**TASK OBJECTIVE:**
Type out the complete listing below word for word, without its pictures.
+ + + +
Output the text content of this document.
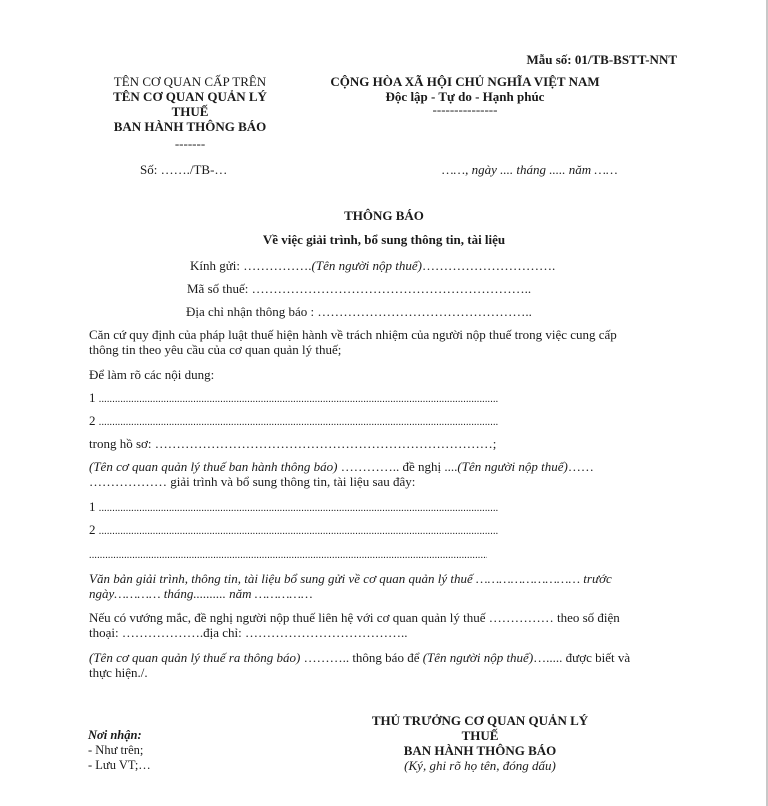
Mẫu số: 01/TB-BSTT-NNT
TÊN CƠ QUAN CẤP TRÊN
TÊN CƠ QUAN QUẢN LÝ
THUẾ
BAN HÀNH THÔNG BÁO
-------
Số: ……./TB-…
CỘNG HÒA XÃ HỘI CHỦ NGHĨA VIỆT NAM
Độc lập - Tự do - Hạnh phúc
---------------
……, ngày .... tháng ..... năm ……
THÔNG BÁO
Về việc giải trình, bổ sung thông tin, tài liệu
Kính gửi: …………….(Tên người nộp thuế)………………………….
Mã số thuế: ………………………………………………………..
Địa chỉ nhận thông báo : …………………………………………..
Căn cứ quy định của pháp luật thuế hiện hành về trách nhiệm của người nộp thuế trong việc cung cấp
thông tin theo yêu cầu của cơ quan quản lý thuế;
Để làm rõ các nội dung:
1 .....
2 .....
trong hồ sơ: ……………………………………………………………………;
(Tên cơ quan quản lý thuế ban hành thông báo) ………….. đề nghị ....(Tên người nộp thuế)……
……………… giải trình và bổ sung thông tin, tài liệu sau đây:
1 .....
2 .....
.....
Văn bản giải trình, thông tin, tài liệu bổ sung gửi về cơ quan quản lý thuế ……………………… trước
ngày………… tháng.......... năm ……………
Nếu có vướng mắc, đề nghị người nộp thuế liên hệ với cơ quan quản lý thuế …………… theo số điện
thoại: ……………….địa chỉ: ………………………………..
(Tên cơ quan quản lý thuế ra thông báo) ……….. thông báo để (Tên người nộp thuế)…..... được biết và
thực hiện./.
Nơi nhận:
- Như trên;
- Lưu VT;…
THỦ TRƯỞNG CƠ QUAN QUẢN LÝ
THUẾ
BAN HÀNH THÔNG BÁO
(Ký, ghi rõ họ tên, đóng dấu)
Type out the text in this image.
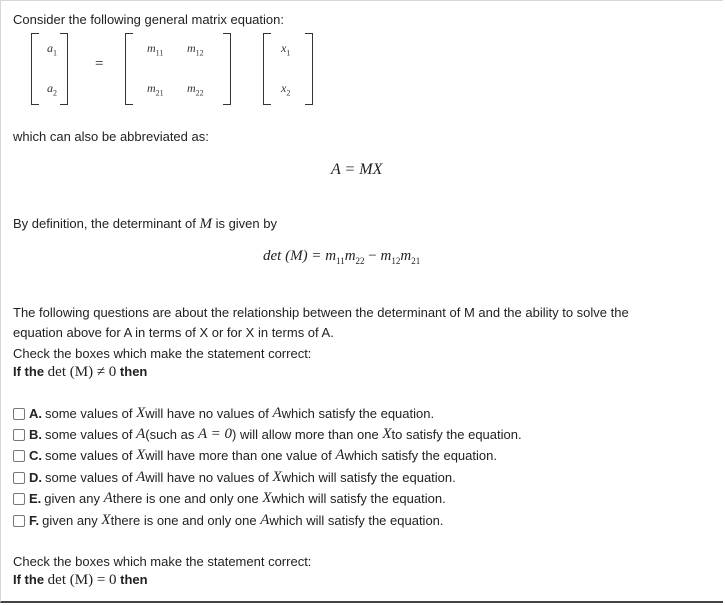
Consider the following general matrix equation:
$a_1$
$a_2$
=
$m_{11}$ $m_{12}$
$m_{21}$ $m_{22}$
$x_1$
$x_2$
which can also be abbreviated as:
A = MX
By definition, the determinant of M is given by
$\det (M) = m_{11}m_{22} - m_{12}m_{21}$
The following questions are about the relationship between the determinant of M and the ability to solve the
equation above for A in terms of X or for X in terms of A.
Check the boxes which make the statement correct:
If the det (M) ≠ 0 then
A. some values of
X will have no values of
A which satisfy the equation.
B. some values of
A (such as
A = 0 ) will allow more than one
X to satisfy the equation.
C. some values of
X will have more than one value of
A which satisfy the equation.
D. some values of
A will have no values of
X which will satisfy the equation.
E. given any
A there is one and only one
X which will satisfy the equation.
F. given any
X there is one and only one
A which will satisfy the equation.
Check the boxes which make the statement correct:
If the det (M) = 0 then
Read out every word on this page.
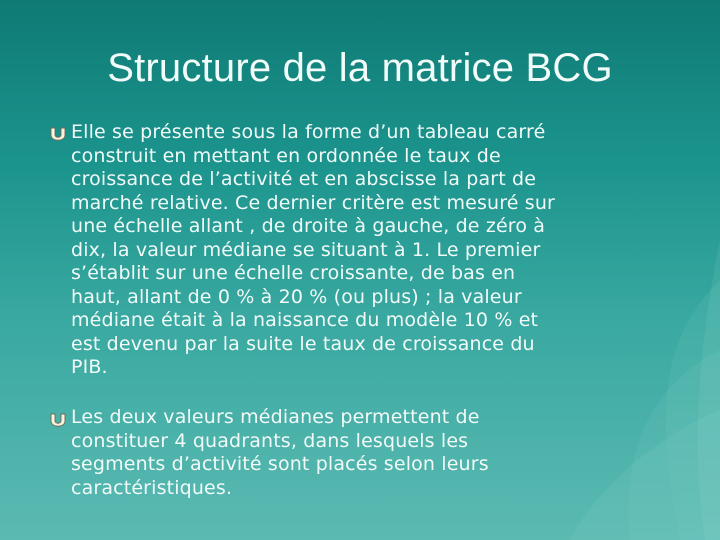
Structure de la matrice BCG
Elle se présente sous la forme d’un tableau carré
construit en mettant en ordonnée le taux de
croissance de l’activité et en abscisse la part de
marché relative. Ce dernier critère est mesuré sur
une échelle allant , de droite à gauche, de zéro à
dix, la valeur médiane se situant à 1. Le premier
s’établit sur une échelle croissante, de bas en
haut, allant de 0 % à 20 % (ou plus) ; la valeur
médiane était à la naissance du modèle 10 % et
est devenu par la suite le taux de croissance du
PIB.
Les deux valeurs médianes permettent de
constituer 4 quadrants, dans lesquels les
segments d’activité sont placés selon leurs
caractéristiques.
+ + + +
**CORRECT RESPONSE:**
Output the text content of this document.
Mẫu số: 01/TB-BSTT-NNT
TÊN CƠ QUAN CẤP TRÊN
TÊN CƠ QUAN QUẢN LÝ
THUẾ
BAN HÀNH THÔNG BÁO
-------
Số: ……./TB-…
CỘNG HÒA XÃ HỘI CHỦ NGHĨA VIỆT NAM
Độc lập - Tự do - Hạnh phúc
---------------
……, ngày .... tháng ..... năm ……
THÔNG BÁO
Về việc giải trình, bổ sung thông tin, tài liệu
Kính gửi: …………….(Tên người nộp thuế)………………………….
Mã số thuế: ………………………………………………………..
Địa chỉ nhận thông báo : …………………………………………..
Căn cứ quy định của pháp luật thuế hiện hành về trách nhiệm của người nộp thuế trong việc cung cấp
thông tin theo yêu cầu của cơ quan quản lý thuế;
Để làm rõ các nội dung:
1 .....
2 .....
trong hồ sơ: ……………………………………………………………………;
(Tên cơ quan quản lý thuế ban hành thông báo) ………….. đề nghị ....(Tên người nộp thuế)……
……………… giải trình và bổ sung thông tin, tài liệu sau đây:
1 .....
2 .....
.....
Văn bản giải trình, thông tin, tài liệu bổ sung gửi về cơ quan quản lý thuế ……………………… trước
ngày………… tháng.......... năm ……………
Nếu có vướng mắc, đề nghị người nộp thuế liên hệ với cơ quan quản lý thuế …………… theo số điện
thoại: ……………….địa chỉ: ………………………………..
(Tên cơ quan quản lý thuế ra thông báo) ……….. thông báo để (Tên người nộp thuế)…..... được biết và
thực hiện./.
Nơi nhận:
- Như trên;
- Lưu VT;…
THỦ TRƯỞNG CƠ QUAN QUẢN LÝ
THUẾ
BAN HÀNH THÔNG BÁO
(Ký, ghi rõ họ tên, đóng dấu)
Type out the text in this image.
Consider the following general matrix equation:
$a_1$
$a_2$
=
$m_{11}$ $m_{12}$
$m_{21}$ $m_{22}$
$x_1$
$x_2$
which can also be abbreviated as:
A = MX
By definition, the determinant of M is given by
$\det (M) = m_{11}m_{22} - m_{12}m_{21}$
The following questions are about the relationship between the determinant of M and the ability to solve the
equation above for A in terms of X or for X in terms of A.
Check the boxes which make the statement correct:
If the det (M) ≠ 0 then
A. some values of
X will have no values of
A which satisfy the equation.
B. some values of
A (such as
A = 0 ) will allow more than one
X to satisfy the equation.
C. some values of
X will have more than one value of
A which satisfy the equation.
D. some values of
A will have no values of
X which will satisfy the equation.
E. given any
A there is one and only one
X which will satisfy the equation.
F. given any
X there is one and only one
A which will satisfy the equation.
Check the boxes which make the statement correct:
If the det (M) = 0 then
Read out every word on this page.
Structure de la matrice BCG
Elle se présente sous la forme d’un tableau carré
construit en mettant en ordonnée le taux de
croissance de l’activité et en abscisse la part de
marché relative. Ce dernier critère est mesuré sur
une échelle allant , de droite à gauche, de zéro à
dix, la valeur médiane se situant à 1. Le premier
s’établit sur une échelle croissante, de bas en
haut, allant de 0 % à 20 % (ou plus) ; la valeur
médiane était à la naissance du modèle 10 % et
est devenu par la suite le taux de croissance du
PIB.
Les deux valeurs médianes permettent de
constituer 4 quadrants, dans lesquels les
segments d’activité sont placés selon leurs
caractéristiques.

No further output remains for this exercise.